(Saved entries)
____________________

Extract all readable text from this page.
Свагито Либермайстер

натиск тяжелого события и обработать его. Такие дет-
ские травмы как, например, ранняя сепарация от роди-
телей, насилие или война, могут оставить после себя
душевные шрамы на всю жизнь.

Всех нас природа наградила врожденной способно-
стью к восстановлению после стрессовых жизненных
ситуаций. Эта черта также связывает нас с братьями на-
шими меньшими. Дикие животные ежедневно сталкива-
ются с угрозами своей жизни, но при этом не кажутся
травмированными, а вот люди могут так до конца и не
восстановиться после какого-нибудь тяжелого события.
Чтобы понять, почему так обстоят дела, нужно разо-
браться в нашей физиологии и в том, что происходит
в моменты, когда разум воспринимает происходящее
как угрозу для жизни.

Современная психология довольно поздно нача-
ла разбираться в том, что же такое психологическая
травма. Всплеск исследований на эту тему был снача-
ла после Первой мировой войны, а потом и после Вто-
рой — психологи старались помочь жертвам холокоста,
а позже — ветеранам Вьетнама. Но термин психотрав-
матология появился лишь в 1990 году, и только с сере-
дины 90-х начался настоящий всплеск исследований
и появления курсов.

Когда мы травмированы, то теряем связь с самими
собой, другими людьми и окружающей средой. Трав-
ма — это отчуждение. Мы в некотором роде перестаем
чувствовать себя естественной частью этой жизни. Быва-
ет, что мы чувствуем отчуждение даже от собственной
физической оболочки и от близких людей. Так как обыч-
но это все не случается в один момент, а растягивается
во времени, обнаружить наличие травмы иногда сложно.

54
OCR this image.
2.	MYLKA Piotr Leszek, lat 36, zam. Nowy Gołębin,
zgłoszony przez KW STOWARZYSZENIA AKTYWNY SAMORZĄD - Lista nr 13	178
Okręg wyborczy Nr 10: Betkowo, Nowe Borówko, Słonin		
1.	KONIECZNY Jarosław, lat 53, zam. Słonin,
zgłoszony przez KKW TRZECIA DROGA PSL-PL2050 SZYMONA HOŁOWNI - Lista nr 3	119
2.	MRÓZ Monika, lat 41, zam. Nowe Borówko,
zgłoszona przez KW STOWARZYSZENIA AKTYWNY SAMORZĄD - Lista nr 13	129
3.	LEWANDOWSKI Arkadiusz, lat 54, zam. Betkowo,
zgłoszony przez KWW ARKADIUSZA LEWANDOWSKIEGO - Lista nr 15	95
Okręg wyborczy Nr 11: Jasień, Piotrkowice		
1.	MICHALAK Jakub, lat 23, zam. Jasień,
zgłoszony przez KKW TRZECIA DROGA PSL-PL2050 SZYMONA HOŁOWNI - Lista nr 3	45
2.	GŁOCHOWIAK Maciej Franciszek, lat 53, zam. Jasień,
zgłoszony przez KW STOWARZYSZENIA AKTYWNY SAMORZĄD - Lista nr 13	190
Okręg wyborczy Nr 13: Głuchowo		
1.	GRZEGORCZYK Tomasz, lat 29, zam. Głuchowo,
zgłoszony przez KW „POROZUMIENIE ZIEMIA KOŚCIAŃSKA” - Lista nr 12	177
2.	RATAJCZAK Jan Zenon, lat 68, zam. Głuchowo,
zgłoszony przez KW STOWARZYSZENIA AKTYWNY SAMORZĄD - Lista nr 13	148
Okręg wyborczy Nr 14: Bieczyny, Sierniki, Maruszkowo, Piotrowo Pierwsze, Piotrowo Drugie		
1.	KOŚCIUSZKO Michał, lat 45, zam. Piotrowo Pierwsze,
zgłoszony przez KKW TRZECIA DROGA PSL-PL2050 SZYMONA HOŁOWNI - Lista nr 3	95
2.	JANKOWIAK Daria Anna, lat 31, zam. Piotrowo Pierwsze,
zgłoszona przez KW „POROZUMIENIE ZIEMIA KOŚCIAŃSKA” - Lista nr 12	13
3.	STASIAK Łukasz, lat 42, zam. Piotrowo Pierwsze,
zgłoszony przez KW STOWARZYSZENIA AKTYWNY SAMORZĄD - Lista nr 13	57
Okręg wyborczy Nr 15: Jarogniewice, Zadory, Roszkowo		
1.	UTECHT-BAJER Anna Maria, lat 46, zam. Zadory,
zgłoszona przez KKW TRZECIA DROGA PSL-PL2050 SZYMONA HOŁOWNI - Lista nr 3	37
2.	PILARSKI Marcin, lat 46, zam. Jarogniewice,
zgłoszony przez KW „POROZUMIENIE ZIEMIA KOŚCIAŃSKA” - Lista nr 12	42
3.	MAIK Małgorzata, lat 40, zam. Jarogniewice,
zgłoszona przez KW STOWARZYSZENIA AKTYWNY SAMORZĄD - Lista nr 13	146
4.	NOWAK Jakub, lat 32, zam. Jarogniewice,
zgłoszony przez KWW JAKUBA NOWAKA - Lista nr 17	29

____________________

=== Written request ===
Reproduce the records in full, exactly as written.

=== Expected answer ===
Extract all readable text from this page.
Свагито Либермайстер

натиск тяжелого события и обработать его. Такие дет-
ские травмы как, например, ранняя сепарация от роди-
телей, насилие или война, могут оставить после себя
душевные шрамы на всю жизнь.

Всех нас природа наградила врожденной способно-
стью к восстановлению после стрессовых жизненных
ситуаций. Эта черта также связывает нас с братьями на-
шими меньшими. Дикие животные ежедневно сталкива-
ются с угрозами своей жизни, но при этом не кажутся
травмированными, а вот люди могут так до конца и не
восстановиться после какого-нибудь тяжелого события.
Чтобы понять, почему так обстоят дела, нужно разо-
браться в нашей физиологии и в том, что происходит
в моменты, когда разум воспринимает происходящее
как угрозу для жизни.

Современная психология довольно поздно нача-
ла разбираться в том, что же такое психологическая
травма. Всплеск исследований на эту тему был снача-
ла после Первой мировой войны, а потом и после Вто-
рой — психологи старались помочь жертвам холокоста,
а позже — ветеранам Вьетнама. Но термин психотрав-
матология появился лишь в 1990 году, и только с сере-
дины 90-х начался настоящий всплеск исследований
и появления курсов.

Когда мы травмированы, то теряем связь с самими
собой, другими людьми и окружающей средой. Трав-
ма — это отчуждение. Мы в некотором роде перестаем
чувствовать себя естественной частью этой жизни. Быва-
ет, что мы чувствуем отчуждение даже от собственной
физической оболочки и от близких людей. Так как обыч-
но это все не случается в один момент, а растягивается
во времени, обнаружить наличие травмы иногда сложно.

54
OCR this image.
2.	MYLKA Piotr Leszek, lat 36, zam. Nowy Gołębin,
zgłoszony przez KW STOWARZYSZENIA AKTYWNY SAMORZĄD - Lista nr 13	178
Okręg wyborczy Nr 10: Betkowo, Nowe Borówko, Słonin		
1.	KONIECZNY Jarosław, lat 53, zam. Słonin,
zgłoszony przez KKW TRZECIA DROGA PSL-PL2050 SZYMONA HOŁOWNI - Lista nr 3	119
2.	MRÓZ Monika, lat 41, zam. Nowe Borówko,
zgłoszona przez KW STOWARZYSZENIA AKTYWNY SAMORZĄD - Lista nr 13	129
3.	LEWANDOWSKI Arkadiusz, lat 54, zam. Betkowo,
zgłoszony przez KWW ARKADIUSZA LEWANDOWSKIEGO - Lista nr 15	95
Okręg wyborczy Nr 11: Jasień, Piotrkowice		
1.	MICHALAK Jakub, lat 23, zam. Jasień,
zgłoszony przez KKW TRZECIA DROGA PSL-PL2050 SZYMONA HOŁOWNI - Lista nr 3	45
2.	GŁOCHOWIAK Maciej Franciszek, lat 53, zam. Jasień,
zgłoszony przez KW STOWARZYSZENIA AKTYWNY SAMORZĄD - Lista nr 13	190
Okręg wyborczy Nr 13: Głuchowo		
1.	GRZEGORCZYK Tomasz, lat 29, zam. Głuchowo,
zgłoszony przez KW „POROZUMIENIE ZIEMIA KOŚCIAŃSKA” - Lista nr 12	177
2.	RATAJCZAK Jan Zenon, lat 68, zam. Głuchowo,
zgłoszony przez KW STOWARZYSZENIA AKTYWNY SAMORZĄD - Lista nr 13	148
Okręg wyborczy Nr 14: Bieczyny, Sierniki, Maruszkowo, Piotrowo Pierwsze, Piotrowo Drugie		
1.	KOŚCIUSZKO Michał, lat 45, zam. Piotrowo Pierwsze,
zgłoszony przez KKW TRZECIA DROGA PSL-PL2050 SZYMONA HOŁOWNI - Lista nr 3	95
2.	JANKOWIAK Daria Anna, lat 31, zam. Piotrowo Pierwsze,
zgłoszona przez KW „POROZUMIENIE ZIEMIA KOŚCIAŃSKA” - Lista nr 12	13
3.	STASIAK Łukasz, lat 42, zam. Piotrowo Pierwsze,
zgłoszony przez KW STOWARZYSZENIA AKTYWNY SAMORZĄD - Lista nr 13	57
Okręg wyborczy Nr 15: Jarogniewice, Zadory, Roszkowo		
1.	UTECHT-BAJER Anna Maria, lat 46, zam. Zadory,
zgłoszona przez KKW TRZECIA DROGA PSL-PL2050 SZYMONA HOŁOWNI - Lista nr 3	37
2.	PILARSKI Marcin, lat 46, zam. Jarogniewice,
zgłoszony przez KW „POROZUMIENIE ZIEMIA KOŚCIAŃSKA” - Lista nr 12	42
3.	MAIK Małgorzata, lat 40, zam. Jarogniewice,
zgłoszona przez KW STOWARZYSZENIA AKTYWNY SAMORZĄD - Lista nr 13	146
4.	NOWAK Jakub, lat 32, zam. Jarogniewice,
zgłoszony przez KWW JAKUBA NOWAKA - Lista nr 17	29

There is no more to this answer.